TASK OBJECTIVE: Return the lines where the word "excel" occurs.

RECORDS TO USE:

----

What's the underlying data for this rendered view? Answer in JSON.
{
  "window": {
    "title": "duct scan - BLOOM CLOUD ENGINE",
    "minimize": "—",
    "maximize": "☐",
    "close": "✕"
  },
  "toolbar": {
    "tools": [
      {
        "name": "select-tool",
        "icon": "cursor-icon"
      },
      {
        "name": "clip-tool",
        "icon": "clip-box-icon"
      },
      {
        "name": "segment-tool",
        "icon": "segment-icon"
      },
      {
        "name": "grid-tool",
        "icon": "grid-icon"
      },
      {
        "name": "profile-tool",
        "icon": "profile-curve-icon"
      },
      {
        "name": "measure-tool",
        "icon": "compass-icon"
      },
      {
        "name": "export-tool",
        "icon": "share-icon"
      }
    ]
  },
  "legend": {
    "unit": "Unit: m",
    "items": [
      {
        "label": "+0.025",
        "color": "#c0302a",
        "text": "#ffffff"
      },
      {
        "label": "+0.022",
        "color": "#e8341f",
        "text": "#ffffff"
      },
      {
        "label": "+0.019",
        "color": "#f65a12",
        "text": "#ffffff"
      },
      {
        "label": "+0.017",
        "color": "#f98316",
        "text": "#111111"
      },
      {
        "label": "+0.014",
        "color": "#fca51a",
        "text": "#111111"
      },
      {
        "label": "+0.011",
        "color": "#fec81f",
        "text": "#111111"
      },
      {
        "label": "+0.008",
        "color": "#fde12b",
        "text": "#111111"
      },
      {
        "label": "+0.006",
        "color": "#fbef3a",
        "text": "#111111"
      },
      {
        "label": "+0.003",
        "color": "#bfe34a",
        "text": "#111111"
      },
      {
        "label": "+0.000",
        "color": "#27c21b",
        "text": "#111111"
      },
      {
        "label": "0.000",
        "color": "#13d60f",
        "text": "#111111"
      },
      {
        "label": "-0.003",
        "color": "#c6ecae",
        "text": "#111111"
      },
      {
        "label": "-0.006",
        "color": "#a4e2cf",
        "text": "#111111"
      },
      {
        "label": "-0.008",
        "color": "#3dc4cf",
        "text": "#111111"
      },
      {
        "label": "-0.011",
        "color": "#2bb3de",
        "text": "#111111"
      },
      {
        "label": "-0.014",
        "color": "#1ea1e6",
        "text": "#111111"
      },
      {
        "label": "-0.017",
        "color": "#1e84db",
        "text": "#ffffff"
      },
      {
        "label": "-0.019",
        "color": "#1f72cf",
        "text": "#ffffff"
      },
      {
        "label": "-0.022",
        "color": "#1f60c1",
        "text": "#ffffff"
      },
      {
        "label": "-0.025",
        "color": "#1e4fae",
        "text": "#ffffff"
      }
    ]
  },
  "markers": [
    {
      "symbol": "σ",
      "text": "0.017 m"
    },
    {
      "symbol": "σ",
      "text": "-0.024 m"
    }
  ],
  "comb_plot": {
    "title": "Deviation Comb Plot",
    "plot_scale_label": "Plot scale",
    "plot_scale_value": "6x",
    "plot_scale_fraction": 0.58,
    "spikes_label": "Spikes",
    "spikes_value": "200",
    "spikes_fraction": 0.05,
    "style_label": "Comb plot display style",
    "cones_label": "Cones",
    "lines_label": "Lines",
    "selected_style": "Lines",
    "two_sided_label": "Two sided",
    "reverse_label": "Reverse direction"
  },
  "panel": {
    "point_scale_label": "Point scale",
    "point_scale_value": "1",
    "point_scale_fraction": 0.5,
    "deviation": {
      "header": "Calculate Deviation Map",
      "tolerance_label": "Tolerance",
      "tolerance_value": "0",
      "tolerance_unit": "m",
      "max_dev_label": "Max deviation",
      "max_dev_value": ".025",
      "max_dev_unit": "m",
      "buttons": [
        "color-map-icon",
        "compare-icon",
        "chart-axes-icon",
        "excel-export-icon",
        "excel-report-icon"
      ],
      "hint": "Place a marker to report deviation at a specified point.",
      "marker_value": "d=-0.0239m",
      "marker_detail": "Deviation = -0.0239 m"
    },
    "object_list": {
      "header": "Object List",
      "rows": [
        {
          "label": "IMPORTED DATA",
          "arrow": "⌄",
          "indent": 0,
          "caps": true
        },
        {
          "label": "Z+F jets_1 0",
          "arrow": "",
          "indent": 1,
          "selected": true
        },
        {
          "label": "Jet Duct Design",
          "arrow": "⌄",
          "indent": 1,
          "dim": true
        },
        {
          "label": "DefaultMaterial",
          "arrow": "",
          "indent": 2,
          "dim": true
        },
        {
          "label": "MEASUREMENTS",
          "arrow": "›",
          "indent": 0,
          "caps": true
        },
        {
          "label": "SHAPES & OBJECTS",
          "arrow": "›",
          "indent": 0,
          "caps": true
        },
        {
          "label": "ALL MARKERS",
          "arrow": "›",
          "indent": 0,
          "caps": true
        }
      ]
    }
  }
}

----

CORRECT ANSWER:
        "excel-export-icon",
        "excel-report-icon"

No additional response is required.